Collected data
* * * * * * *

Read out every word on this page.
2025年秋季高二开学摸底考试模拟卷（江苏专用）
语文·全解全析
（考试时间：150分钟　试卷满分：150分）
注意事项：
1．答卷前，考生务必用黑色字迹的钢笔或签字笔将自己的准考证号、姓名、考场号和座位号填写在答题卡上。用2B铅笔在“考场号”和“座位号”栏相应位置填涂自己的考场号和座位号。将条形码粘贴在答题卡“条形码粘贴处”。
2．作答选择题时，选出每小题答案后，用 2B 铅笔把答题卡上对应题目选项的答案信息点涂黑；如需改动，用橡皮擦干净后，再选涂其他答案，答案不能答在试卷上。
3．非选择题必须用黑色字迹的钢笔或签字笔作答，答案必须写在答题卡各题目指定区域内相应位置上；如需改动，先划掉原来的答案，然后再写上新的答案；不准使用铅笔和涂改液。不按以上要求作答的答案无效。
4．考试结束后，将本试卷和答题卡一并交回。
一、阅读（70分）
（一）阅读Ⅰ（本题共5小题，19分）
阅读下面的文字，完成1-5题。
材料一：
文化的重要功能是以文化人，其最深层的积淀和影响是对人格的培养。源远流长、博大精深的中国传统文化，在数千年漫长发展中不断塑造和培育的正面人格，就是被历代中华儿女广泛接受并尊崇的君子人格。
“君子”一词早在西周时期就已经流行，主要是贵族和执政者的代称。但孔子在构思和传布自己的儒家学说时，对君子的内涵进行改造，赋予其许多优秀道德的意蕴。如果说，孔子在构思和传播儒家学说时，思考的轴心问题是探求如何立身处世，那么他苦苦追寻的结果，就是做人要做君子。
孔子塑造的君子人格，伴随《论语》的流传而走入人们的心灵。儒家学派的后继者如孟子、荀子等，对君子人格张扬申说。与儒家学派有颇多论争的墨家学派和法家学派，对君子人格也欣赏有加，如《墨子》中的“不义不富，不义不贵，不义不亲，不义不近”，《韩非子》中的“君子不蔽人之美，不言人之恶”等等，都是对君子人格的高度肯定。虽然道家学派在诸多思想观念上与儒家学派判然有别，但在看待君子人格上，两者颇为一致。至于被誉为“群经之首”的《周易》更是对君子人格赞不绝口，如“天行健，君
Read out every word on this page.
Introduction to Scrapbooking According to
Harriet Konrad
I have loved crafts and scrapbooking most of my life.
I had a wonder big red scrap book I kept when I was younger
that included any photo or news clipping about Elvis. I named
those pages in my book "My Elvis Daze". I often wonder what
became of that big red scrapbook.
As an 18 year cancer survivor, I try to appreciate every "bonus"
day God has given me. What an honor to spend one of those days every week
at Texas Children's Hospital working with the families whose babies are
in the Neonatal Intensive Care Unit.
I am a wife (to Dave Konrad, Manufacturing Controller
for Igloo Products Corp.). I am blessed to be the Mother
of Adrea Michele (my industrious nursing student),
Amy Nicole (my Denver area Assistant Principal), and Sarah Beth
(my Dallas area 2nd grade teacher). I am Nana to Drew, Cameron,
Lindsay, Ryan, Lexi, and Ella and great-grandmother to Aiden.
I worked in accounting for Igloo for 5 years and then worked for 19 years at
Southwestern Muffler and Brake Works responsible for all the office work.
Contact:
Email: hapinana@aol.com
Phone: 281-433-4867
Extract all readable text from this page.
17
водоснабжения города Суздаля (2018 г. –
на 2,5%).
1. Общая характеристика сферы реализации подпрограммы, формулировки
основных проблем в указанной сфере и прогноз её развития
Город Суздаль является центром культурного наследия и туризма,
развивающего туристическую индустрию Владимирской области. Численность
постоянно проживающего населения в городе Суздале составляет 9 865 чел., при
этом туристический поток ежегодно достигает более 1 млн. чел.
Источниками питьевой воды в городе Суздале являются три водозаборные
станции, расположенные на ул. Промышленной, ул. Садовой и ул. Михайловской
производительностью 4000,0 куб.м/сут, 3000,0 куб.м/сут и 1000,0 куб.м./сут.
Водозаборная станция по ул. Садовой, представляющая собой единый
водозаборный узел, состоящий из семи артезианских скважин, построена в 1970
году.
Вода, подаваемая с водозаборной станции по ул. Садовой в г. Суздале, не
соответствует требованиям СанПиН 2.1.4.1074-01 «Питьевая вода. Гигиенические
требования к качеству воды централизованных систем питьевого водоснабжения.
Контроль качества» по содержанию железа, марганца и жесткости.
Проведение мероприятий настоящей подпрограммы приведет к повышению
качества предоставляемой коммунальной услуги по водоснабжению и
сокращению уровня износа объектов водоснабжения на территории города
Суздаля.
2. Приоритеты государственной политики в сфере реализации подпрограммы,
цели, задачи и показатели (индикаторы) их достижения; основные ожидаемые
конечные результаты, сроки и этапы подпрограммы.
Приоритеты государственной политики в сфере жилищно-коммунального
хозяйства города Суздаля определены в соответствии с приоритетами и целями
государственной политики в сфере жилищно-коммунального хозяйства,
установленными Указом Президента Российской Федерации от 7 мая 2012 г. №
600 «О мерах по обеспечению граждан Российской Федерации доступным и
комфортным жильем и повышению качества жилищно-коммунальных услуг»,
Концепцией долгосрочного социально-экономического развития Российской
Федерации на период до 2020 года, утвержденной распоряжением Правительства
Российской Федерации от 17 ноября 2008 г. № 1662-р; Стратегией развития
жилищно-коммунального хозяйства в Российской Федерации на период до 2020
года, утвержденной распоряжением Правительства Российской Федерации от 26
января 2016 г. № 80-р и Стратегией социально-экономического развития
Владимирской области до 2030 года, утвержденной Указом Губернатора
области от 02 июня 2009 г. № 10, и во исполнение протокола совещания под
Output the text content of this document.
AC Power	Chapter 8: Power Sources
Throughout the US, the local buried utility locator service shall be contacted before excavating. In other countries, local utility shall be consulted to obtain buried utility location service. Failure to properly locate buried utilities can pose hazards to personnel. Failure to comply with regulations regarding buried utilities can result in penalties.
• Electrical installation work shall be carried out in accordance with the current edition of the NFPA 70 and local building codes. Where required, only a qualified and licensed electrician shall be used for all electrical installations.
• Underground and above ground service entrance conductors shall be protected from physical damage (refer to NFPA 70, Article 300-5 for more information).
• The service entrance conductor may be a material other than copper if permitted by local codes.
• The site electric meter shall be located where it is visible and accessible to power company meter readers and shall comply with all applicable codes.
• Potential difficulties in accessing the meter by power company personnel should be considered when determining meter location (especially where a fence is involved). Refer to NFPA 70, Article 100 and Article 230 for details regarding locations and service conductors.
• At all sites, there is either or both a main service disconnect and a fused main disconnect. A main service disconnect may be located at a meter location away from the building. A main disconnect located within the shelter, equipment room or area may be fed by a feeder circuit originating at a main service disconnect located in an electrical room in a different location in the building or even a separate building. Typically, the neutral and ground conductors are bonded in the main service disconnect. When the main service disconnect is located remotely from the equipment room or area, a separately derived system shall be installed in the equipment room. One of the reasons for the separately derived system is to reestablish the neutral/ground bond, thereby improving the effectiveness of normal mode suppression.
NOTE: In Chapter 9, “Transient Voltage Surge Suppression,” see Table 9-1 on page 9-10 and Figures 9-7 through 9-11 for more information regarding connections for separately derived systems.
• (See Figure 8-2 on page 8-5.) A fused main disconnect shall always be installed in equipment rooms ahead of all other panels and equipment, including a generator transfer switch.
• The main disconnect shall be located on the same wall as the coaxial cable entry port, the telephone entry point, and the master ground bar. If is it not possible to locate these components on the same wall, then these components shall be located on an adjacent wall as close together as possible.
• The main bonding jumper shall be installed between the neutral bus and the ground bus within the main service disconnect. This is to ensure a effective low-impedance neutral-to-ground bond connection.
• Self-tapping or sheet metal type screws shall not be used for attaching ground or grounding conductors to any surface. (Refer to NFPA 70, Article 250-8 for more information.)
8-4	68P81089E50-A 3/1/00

* * * * * * *

• [STATED GOAL]: Repeat the records above exactly.

• [EXERCISE RESPONSE]:
Read out every word on this page.
2025年秋季高二开学摸底考试模拟卷（江苏专用）
语文·全解全析
（考试时间：150分钟　试卷满分：150分）
注意事项：
1．答卷前，考生务必用黑色字迹的钢笔或签字笔将自己的准考证号、姓名、考场号和座位号填写在答题卡上。用2B铅笔在“考场号”和“座位号”栏相应位置填涂自己的考场号和座位号。将条形码粘贴在答题卡“条形码粘贴处”。
2．作答选择题时，选出每小题答案后，用 2B 铅笔把答题卡上对应题目选项的答案信息点涂黑；如需改动，用橡皮擦干净后，再选涂其他答案，答案不能答在试卷上。
3．非选择题必须用黑色字迹的钢笔或签字笔作答，答案必须写在答题卡各题目指定区域内相应位置上；如需改动，先划掉原来的答案，然后再写上新的答案；不准使用铅笔和涂改液。不按以上要求作答的答案无效。
4．考试结束后，将本试卷和答题卡一并交回。
一、阅读（70分）
（一）阅读Ⅰ（本题共5小题，19分）
阅读下面的文字，完成1-5题。
材料一：
文化的重要功能是以文化人，其最深层的积淀和影响是对人格的培养。源远流长、博大精深的中国传统文化，在数千年漫长发展中不断塑造和培育的正面人格，就是被历代中华儿女广泛接受并尊崇的君子人格。
“君子”一词早在西周时期就已经流行，主要是贵族和执政者的代称。但孔子在构思和传布自己的儒家学说时，对君子的内涵进行改造，赋予其许多优秀道德的意蕴。如果说，孔子在构思和传播儒家学说时，思考的轴心问题是探求如何立身处世，那么他苦苦追寻的结果，就是做人要做君子。
孔子塑造的君子人格，伴随《论语》的流传而走入人们的心灵。儒家学派的后继者如孟子、荀子等，对君子人格张扬申说。与儒家学派有颇多论争的墨家学派和法家学派，对君子人格也欣赏有加，如《墨子》中的“不义不富，不义不贵，不义不亲，不义不近”，《韩非子》中的“君子不蔽人之美，不言人之恶”等等，都是对君子人格的高度肯定。虽然道家学派在诸多思想观念上与儒家学派判然有别，但在看待君子人格上，两者颇为一致。至于被誉为“群经之首”的《周易》更是对君子人格赞不绝口，如“天行健，君
Read out every word on this page.
Introduction to Scrapbooking According to
Harriet Konrad
I have loved crafts and scrapbooking most of my life.
I had a wonder big red scrap book I kept when I was younger
that included any photo or news clipping about Elvis. I named
those pages in my book "My Elvis Daze". I often wonder what
became of that big red scrapbook.
As an 18 year cancer survivor, I try to appreciate every "bonus"
day God has given me. What an honor to spend one of those days every week
at Texas Children's Hospital working with the families whose babies are
in the Neonatal Intensive Care Unit.
I am a wife (to Dave Konrad, Manufacturing Controller
for Igloo Products Corp.). I am blessed to be the Mother
of Adrea Michele (my industrious nursing student),
Amy Nicole (my Denver area Assistant Principal), and Sarah Beth
(my Dallas area 2nd grade teacher). I am Nana to Drew, Cameron,
Lindsay, Ryan, Lexi, and Ella and great-grandmother to Aiden.
I worked in accounting for Igloo for 5 years and then worked for 19 years at
Southwestern Muffler and Brake Works responsible for all the office work.
Contact:
Email: hapinana@aol.com
Phone: 281-433-4867
Extract all readable text from this page.
17
водоснабжения города Суздаля (2018 г. –
на 2,5%).
1. Общая характеристика сферы реализации подпрограммы, формулировки
основных проблем в указанной сфере и прогноз её развития
Город Суздаль является центром культурного наследия и туризма,
развивающего туристическую индустрию Владимирской области. Численность
постоянно проживающего населения в городе Суздале составляет 9 865 чел., при
этом туристический поток ежегодно достигает более 1 млн. чел.
Источниками питьевой воды в городе Суздале являются три водозаборные
станции, расположенные на ул. Промышленной, ул. Садовой и ул. Михайловской
производительностью 4000,0 куб.м/сут, 3000,0 куб.м/сут и 1000,0 куб.м./сут.
Водозаборная станция по ул. Садовой, представляющая собой единый
водозаборный узел, состоящий из семи артезианских скважин, построена в 1970
году.
Вода, подаваемая с водозаборной станции по ул. Садовой в г. Суздале, не
соответствует требованиям СанПиН 2.1.4.1074-01 «Питьевая вода. Гигиенические
требования к качеству воды централизованных систем питьевого водоснабжения.
Контроль качества» по содержанию железа, марганца и жесткости.
Проведение мероприятий настоящей подпрограммы приведет к повышению
качества предоставляемой коммунальной услуги по водоснабжению и
сокращению уровня износа объектов водоснабжения на территории города
Суздаля.
2. Приоритеты государственной политики в сфере реализации подпрограммы,
цели, задачи и показатели (индикаторы) их достижения; основные ожидаемые
конечные результаты, сроки и этапы подпрограммы.
Приоритеты государственной политики в сфере жилищно-коммунального
хозяйства города Суздаля определены в соответствии с приоритетами и целями
государственной политики в сфере жилищно-коммунального хозяйства,
установленными Указом Президента Российской Федерации от 7 мая 2012 г. №
600 «О мерах по обеспечению граждан Российской Федерации доступным и
комфортным жильем и повышению качества жилищно-коммунальных услуг»,
Концепцией долгосрочного социально-экономического развития Российской
Федерации на период до 2020 года, утвержденной распоряжением Правительства
Российской Федерации от 17 ноября 2008 г. № 1662-р; Стратегией развития
жилищно-коммунального хозяйства в Российской Федерации на период до 2020
года, утвержденной распоряжением Правительства Российской Федерации от 26
января 2016 г. № 80-р и Стратегией социально-экономического развития
Владимирской области до 2030 года, утвержденной Указом Губернатора
области от 02 июня 2009 г. № 10, и во исполнение протокола совещания под
Output the text content of this document.
AC Power	Chapter 8: Power Sources
Throughout the US, the local buried utility locator service shall be contacted before excavating. In other countries, local utility shall be consulted to obtain buried utility location service. Failure to properly locate buried utilities can pose hazards to personnel. Failure to comply with regulations regarding buried utilities can result in penalties.
• Electrical installation work shall be carried out in accordance with the current edition of the NFPA 70 and local building codes. Where required, only a qualified and licensed electrician shall be used for all electrical installations.
• Underground and above ground service entrance conductors shall be protected from physical damage (refer to NFPA 70, Article 300-5 for more information).
• The service entrance conductor may be a material other than copper if permitted by local codes.
• The site electric meter shall be located where it is visible and accessible to power company meter readers and shall comply with all applicable codes.
• Potential difficulties in accessing the meter by power company personnel should be considered when determining meter location (especially where a fence is involved). Refer to NFPA 70, Article 100 and Article 230 for details regarding locations and service conductors.
• At all sites, there is either or both a main service disconnect and a fused main disconnect. A main service disconnect may be located at a meter location away from the building. A main disconnect located within the shelter, equipment room or area may be fed by a feeder circuit originating at a main service disconnect located in an electrical room in a different location in the building or even a separate building. Typically, the neutral and ground conductors are bonded in the main service disconnect. When the main service disconnect is located remotely from the equipment room or area, a separately derived system shall be installed in the equipment room. One of the reasons for the separately derived system is to reestablish the neutral/ground bond, thereby improving the effectiveness of normal mode suppression.
NOTE: In Chapter 9, “Transient Voltage Surge Suppression,” see Table 9-1 on page 9-10 and Figures 9-7 through 9-11 for more information regarding connections for separately derived systems.
• (See Figure 8-2 on page 8-5.) A fused main disconnect shall always be installed in equipment rooms ahead of all other panels and equipment, including a generator transfer switch.
• The main disconnect shall be located on the same wall as the coaxial cable entry port, the telephone entry point, and the master ground bar. If is it not possible to locate these components on the same wall, then these components shall be located on an adjacent wall as close together as possible.
• The main bonding jumper shall be installed between the neutral bus and the ground bus within the main service disconnect. This is to ensure a effective low-impedance neutral-to-ground bond connection.
• Self-tapping or sheet metal type screws shall not be used for attaching ground or grounding conductors to any surface. (Refer to NFPA 70, Article 250-8 for more information.)
8-4	68P81089E50-A 3/1/00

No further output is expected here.